» DIRECTION 1: In the text about the Benoit and Monheit holiday album, what reasons does Benoit give for including "My Favorite Things," even though it is not necessarily a Christmas song?
» DIRECTION 2: Revise the stretch from "Released on June" through "composition from Benoit." in the album text, changing "masterpiece" to "achievement".
» DIRECTION 3: Continue the article about the Benoit and Monheit holiday album, starting right after its final sentence.

In January
of 2015, the GRAMMY®-nominated pianist/composer/arranger David Benoit, a
founding father of contemporary jazz, and Jane Monheit, the First-Runner-Up in
the 1998 Thelonious Monk International Vocalist Competition who soars through
and above the genres of jazz, Broadway, standards and pop, recorded 2 In Love.
Released on June 16th, 2015 on Concord Records, this stunning, critically
acclaimed collaboration paved the way for the duo’s follow-up.
Set for
release on October 16th via Concord Records, Believe—their enduring and epoch
recording of heart-warming holiday-themed favorites—is an equally vivacious,
vivid and varied masterpiece. Featuring Benoit’s trio, with drummer Jamey Tate
and bassist David Hughes, and The All-American Boys Chorus, a California-based
ensemble, Believe is composed of trio, choral and orchestral renditions of the
music of Richard Rodgers, Mel Tormé, Jule Styne and Sammy Cahn, and the
legendary Charlie Brown composer, Vince Guaraldi—along with an original
composition from Benoit.
“I’ve done a
couple of Christmas records,” Benoit says. “My first one, Christmas Time, came
out on the AVI label in 1983. And I did another one called Remembering
Christmas on GRP in 1996. The challenge
of this record was to search for songs that weren’t done as Christmas songs.” It’s also a challenge Monheit welcomes as
well. “We just wanted a classic, really warm-hearted sound. Something that felt
sincere,” Monheit says. “Both Dave and I really love the material. And we enjoy
playing together quite a bit.”
Fueled by
Benoit’s fluid and formidable pianism, and Monheit’s finessed and formidable
vocals, the material on the album’s nine tracks sing and swing in a variety of
moods, grooves and meters that elaborate and expand upon the jazz Christmas
canon. “Santa Claus Is Coming to Town” is a straight-ahead 4/4 number, graced
with Monheit’s zesty scatting, and it also shows off her skills as an
on-the-spot arranger. “It’s nice to do that in the studio, and figure out a way
to play a tune,” Monheit says, “ and have a little more casual [approach] as a
nice balance to the more heavily arranged pieces.”
Monheit also
shows off her talents on the John Coltrane-associated, Richard Rogers classic
“My Favorite Things,” which at first blush is a song identified more with The
Sound of Music than with the holidays. “It’s not necessarily associated with
Christmas. But it feels very ‘Christmas-y’ to me,” Benoit says. “And, of
course, it has a jazz lineage too. So it’s kind of a cool thing at both ends.

» RAW RECORDS:
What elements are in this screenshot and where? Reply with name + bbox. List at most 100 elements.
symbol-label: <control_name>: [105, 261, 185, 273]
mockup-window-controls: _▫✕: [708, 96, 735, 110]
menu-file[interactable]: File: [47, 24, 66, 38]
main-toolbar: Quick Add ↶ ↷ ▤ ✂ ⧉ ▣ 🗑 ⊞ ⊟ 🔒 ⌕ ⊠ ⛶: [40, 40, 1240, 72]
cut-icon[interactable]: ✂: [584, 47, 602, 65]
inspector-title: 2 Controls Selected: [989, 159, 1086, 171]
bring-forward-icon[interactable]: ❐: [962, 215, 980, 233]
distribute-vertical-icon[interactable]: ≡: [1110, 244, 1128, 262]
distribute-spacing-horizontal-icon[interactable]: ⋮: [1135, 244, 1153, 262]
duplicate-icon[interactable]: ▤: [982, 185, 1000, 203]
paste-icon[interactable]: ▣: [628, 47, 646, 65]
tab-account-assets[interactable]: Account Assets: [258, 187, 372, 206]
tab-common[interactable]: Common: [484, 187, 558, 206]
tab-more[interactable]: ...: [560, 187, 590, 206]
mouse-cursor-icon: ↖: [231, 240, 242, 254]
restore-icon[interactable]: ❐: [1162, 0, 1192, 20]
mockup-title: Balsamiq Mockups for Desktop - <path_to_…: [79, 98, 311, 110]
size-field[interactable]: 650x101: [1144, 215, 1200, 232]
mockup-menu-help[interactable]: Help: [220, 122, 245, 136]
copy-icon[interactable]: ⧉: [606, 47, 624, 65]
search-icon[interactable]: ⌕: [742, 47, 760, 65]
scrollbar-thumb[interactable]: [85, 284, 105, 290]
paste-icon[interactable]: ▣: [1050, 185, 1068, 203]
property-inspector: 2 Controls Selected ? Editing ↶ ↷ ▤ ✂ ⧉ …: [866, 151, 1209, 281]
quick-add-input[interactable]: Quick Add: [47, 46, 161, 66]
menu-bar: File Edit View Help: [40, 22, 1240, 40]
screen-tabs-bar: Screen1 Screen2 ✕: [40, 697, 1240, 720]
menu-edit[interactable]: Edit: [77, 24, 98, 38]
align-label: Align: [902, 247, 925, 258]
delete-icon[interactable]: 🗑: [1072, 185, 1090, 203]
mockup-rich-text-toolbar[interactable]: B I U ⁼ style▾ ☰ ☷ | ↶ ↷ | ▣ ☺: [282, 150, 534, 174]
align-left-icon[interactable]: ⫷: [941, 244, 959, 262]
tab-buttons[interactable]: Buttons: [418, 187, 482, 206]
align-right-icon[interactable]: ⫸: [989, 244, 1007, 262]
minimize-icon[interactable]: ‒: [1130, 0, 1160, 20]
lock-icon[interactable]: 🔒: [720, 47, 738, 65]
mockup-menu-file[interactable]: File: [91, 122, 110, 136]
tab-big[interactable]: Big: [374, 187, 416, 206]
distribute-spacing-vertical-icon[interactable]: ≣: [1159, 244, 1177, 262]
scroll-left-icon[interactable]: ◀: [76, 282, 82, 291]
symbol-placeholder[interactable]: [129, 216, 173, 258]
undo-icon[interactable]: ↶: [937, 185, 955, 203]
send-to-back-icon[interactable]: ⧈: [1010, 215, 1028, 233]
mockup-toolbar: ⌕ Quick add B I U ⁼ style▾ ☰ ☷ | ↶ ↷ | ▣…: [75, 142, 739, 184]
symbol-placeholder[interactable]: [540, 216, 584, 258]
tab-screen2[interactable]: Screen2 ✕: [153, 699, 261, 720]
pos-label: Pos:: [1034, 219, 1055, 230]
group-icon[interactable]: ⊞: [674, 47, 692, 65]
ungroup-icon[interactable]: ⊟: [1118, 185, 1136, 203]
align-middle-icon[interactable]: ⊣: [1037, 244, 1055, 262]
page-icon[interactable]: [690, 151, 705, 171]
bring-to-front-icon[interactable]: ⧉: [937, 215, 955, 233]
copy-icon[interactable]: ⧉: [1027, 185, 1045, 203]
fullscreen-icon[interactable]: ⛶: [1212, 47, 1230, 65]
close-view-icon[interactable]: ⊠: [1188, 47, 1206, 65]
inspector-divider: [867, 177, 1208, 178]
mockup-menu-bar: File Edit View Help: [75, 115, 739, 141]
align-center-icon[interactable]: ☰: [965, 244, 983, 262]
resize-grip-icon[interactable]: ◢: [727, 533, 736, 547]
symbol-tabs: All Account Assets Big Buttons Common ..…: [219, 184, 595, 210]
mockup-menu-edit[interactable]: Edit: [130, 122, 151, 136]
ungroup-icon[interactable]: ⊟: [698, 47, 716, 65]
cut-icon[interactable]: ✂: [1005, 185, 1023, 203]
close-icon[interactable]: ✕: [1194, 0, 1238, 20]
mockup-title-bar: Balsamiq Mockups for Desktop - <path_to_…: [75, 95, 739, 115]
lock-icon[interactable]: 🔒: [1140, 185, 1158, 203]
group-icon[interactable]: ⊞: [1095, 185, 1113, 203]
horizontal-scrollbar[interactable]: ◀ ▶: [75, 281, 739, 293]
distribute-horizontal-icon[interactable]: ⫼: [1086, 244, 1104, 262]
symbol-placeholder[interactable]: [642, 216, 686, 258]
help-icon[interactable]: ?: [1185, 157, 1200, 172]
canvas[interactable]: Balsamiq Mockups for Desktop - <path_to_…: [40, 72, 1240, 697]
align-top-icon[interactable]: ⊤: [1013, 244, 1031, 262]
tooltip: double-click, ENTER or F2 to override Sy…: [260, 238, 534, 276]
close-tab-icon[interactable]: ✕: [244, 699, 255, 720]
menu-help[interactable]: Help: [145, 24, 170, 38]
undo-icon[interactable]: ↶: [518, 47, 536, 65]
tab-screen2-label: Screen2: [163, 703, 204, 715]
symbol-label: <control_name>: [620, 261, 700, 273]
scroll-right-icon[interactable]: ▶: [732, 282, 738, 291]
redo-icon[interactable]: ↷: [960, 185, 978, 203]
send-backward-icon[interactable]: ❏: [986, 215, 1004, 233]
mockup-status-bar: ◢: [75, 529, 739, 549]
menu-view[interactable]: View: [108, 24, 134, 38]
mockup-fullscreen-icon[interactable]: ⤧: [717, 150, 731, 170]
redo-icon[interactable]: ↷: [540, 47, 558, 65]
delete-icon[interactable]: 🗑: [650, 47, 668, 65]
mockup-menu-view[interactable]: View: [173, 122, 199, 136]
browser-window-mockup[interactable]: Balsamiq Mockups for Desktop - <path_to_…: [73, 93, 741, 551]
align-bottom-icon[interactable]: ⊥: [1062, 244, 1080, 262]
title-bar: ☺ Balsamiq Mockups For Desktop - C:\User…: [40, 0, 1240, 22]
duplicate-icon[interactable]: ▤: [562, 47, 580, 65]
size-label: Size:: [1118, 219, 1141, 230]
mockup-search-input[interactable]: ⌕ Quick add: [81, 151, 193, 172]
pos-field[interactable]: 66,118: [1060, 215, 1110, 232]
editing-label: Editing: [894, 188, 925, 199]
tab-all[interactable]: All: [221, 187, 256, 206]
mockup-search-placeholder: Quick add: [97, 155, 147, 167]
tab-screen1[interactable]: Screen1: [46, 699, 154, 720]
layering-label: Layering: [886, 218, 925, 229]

» TASK OUTPUT 1: Benoit says the song feels very "Christmas-y" to him, and it also has a jazz lineage. So it works at both ends.

» TASK OUTPUT 2:
Released on June 16th, 2015 on Concord Records, this stunning, critically
acclaimed collaboration paved the way for the duo’s follow-up.
Set for
release on October 16th via Concord Records, Believe—their enduring and epoch
recording of heart-warming holiday-themed favorites—is an equally vivacious,
vivid and varied achievement. Featuring Benoit’s trio, with drummer Jamey Tate
and bassist David Hughes, and The All-American Boys Chorus, a California-based
ensemble, Believe is composed of trio, choral and orchestral renditions of the
music of Richard Rodgers, Mel Tormé, Jule Styne and Sammy Cahn, and the
legendary Charlie Brown composer, Vince Guaraldi—along with an original
composition from Benoit.

» TASK OUTPUT 3:
And it was perfect to put this on the album, especially with Jane’s really nice
interpretation.” Monheit elaborates, “I’m a huge fan of the music of Richard
Rogers. I always like to sing a lot of his tunes. And that’s one that I haven’t
had the chance to do before. So it was great. And I really love a jazz waltz.”
To go where
no jazz Christmas album has gone before, and to seek out new songs and include
them in the Christmas canon, is what also drove Benoit to record the elegiac
title track, with The All-American Boys Chorus, an ensemble he first worked
with a decade ago at his Christmas concerts in southern California. “It’s from the movie The Polar Express,”
Benoit says. “I thought it would be a good idea to do something new. So I went
through Concord Record’s Christmas catalog, and I came across “Believe,” and I
said, ‘Wow, it’s beautiful.’ So we went in as a trio and freshened it with an
orchestra, and then added the boys choir. And then I thought it would be a good
title for the album.” The chorus’ angelic strains are also heard on the equally
evocative renditions of two Charlie Brown yuletide songs: “My Little Drum,”
pianist/composer Vince Guaraldi’s bossa nova-like arrangement of “The Little
Drummer Boy;” and his eternal song “Christmas Time Is Here.”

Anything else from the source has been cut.